## Written problem
Change "trailing edge" to "rear edge" in the lines that begin at the line containing "Patent image size: (988, 408)." and stop after the line containing "The surface 20 is at (468, 187).", leaving everything else unchanged, and give back only those lines.

## Given entries

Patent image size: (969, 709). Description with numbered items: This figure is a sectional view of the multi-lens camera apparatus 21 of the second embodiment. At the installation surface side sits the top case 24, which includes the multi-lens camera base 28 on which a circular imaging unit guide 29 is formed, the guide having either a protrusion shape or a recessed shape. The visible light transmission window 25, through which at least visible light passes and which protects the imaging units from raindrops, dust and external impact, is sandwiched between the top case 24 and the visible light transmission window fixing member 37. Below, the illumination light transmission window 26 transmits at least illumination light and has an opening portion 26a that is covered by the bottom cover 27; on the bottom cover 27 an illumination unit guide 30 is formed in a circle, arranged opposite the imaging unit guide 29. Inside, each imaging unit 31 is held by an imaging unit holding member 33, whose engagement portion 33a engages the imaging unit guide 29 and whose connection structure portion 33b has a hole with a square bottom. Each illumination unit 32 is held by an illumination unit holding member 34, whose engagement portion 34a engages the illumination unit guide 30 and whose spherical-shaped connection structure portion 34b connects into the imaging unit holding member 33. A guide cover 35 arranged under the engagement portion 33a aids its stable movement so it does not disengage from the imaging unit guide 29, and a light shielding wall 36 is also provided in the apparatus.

...

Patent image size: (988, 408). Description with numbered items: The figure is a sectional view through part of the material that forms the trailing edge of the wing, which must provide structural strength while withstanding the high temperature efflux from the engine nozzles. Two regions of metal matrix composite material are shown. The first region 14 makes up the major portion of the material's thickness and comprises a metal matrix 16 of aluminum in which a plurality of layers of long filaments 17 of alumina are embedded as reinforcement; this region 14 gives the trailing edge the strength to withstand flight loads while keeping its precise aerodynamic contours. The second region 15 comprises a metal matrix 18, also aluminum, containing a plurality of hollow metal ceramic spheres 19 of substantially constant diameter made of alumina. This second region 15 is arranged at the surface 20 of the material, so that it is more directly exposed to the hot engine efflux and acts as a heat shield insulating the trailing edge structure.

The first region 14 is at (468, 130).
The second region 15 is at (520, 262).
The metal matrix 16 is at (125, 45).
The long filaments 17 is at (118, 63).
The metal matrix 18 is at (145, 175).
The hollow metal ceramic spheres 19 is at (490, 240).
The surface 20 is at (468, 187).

## Task solution
Patent image size: (988, 408). Description with numbered items: The figure is a sectional view through part of the material that forms the rear edge of the wing, which must provide structural strength while withstanding the high temperature efflux from the engine nozzles. Two regions of metal matrix composite material are shown. The first region 14 makes up the major portion of the material's thickness and comprises a metal matrix 16 of aluminum in which a plurality of layers of long filaments 17 of alumina are embedded as reinforcement; this region 14 gives the rear edge the strength to withstand flight loads while keeping its precise aerodynamic contours. The second region 15 comprises a metal matrix 18, also aluminum, containing a plurality of hollow metal ceramic spheres 19 of substantially constant diameter made of alumina. This second region 15 is arranged at the surface 20 of the material, so that it is more directly exposed to the hot engine efflux and acts as a heat shield insulating the rear edge structure.

The first region 14 is at (468, 130).
The second region 15 is at (520, 262).
The metal matrix 16 is at (125, 45).
The long filaments 17 is at (118, 63).
The metal matrix 18 is at (145, 175).
The hollow metal ceramic spheres 19 is at (490, 240).
The surface 20 is at (468, 187).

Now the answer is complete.